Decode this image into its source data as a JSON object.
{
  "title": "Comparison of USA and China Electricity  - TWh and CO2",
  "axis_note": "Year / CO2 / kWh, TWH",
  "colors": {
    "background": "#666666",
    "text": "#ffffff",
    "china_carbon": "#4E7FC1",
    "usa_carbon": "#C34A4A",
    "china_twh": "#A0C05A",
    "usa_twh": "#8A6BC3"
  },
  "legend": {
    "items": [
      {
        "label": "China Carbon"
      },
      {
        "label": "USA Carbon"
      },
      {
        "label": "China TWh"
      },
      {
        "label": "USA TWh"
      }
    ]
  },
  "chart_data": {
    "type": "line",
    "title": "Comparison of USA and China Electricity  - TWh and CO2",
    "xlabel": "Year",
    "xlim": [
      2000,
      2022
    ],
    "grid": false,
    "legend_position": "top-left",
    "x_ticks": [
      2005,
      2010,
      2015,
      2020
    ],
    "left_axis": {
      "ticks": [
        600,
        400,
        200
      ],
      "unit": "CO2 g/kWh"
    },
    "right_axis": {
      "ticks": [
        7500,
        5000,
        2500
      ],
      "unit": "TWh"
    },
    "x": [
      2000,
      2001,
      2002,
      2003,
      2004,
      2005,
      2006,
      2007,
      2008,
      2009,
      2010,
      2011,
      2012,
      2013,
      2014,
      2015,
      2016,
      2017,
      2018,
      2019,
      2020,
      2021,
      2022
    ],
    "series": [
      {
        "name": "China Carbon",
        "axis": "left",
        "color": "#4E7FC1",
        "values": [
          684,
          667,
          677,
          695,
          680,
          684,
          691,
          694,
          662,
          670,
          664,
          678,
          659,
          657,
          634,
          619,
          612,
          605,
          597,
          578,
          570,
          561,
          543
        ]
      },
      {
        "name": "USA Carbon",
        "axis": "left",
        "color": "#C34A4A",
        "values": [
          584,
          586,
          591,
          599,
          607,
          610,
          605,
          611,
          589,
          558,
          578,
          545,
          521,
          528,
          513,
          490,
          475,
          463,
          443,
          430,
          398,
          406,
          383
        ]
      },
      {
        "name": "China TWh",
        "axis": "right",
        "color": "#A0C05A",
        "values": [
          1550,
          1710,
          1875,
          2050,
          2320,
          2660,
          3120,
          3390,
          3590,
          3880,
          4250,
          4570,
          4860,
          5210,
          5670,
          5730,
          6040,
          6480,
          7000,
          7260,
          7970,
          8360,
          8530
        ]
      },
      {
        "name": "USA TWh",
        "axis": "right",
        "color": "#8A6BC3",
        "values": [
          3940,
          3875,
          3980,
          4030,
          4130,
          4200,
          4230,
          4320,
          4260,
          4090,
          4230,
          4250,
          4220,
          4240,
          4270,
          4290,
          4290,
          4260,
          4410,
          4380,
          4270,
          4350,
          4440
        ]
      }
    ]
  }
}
■ ■ ■ ■ ■ ■ ■
- What to do: Retype the material above, line by line, exactly.

- Task result:
Decode this image into its source data as a JSON object.
{
  "title": "Comparison of USA and China Electricity  - TWh and CO2",
  "axis_note": "Year / CO2 / kWh, TWH",
  "colors": {
    "background": "#666666",
    "text": "#ffffff",
    "china_carbon": "#4E7FC1",
    "usa_carbon": "#C34A4A",
    "china_twh": "#A0C05A",
    "usa_twh": "#8A6BC3"
  },
  "legend": {
    "items": [
      {
        "label": "China Carbon"
      },
      {
        "label": "USA Carbon"
      },
      {
        "label": "China TWh"
      },
      {
        "label": "USA TWh"
      }
    ]
  },
  "chart_data": {
    "type": "line",
    "title": "Comparison of USA and China Electricity  - TWh and CO2",
    "xlabel": "Year",
    "xlim": [
      2000,
      2022
    ],
    "grid": false,
    "legend_position": "top-left",
    "x_ticks": [
      2005,
      2010,
      2015,
      2020
    ],
    "left_axis": {
      "ticks": [
        600,
        400,
        200
      ],
      "unit": "CO2 g/kWh"
    },
    "right_axis": {
      "ticks": [
        7500,
        5000,
        2500
      ],
      "unit": "TWh"
    },
    "x": [
      2000,
      2001,
      2002,
      2003,
      2004,
      2005,
      2006,
      2007,
      2008,
      2009,
      2010,
      2011,
      2012,
      2013,
      2014,
      2015,
      2016,
      2017,
      2018,
      2019,
      2020,
      2021,
      2022
    ],
    "series": [
      {
        "name": "China Carbon",
        "axis": "left",
        "color": "#4E7FC1",
        "values": [
          684,
          667,
          677,
          695,
          680,
          684,
          691,
          694,
          662,
          670,
          664,
          678,
          659,
          657,
          634,
          619,
          612,
          605,
          597,
          578,
          570,
          561,
          543
        ]
      },
      {
        "name": "USA Carbon",
        "axis": "left",
        "color": "#C34A4A",
        "values": [
          584,
          586,
          591,
          599,
          607,
          610,
          605,
          611,
          589,
          558,
          578,
          545,
          521,
          528,
          513,
          490,
          475,
          463,
          443,
          430,
          398,
          406,
          383
        ]
      },
      {
        "name": "China TWh",
        "axis": "right",
        "color": "#A0C05A",
        "values": [
          1550,
          1710,
          1875,
          2050,
          2320,
          2660,
          3120,
          3390,
          3590,
          3880,
          4250,
          4570,
          4860,
          5210,
          5670,
          5730,
          6040,
          6480,
          7000,
          7260,
          7970,
          8360,
          8530
        ]
      },
      {
        "name": "USA TWh",
        "axis": "right",
        "color": "#8A6BC3",
        "values": [
          3940,
          3875,
          3980,
          4030,
          4130,
          4200,
          4230,
          4320,
          4260,
          4090,
          4230,
          4250,
          4220,
          4240,
          4270,
          4290,
          4290,
          4260,
          4410,
          4380,
          4270,
          4350,
          4440
        ]
      }
    ]
  }
}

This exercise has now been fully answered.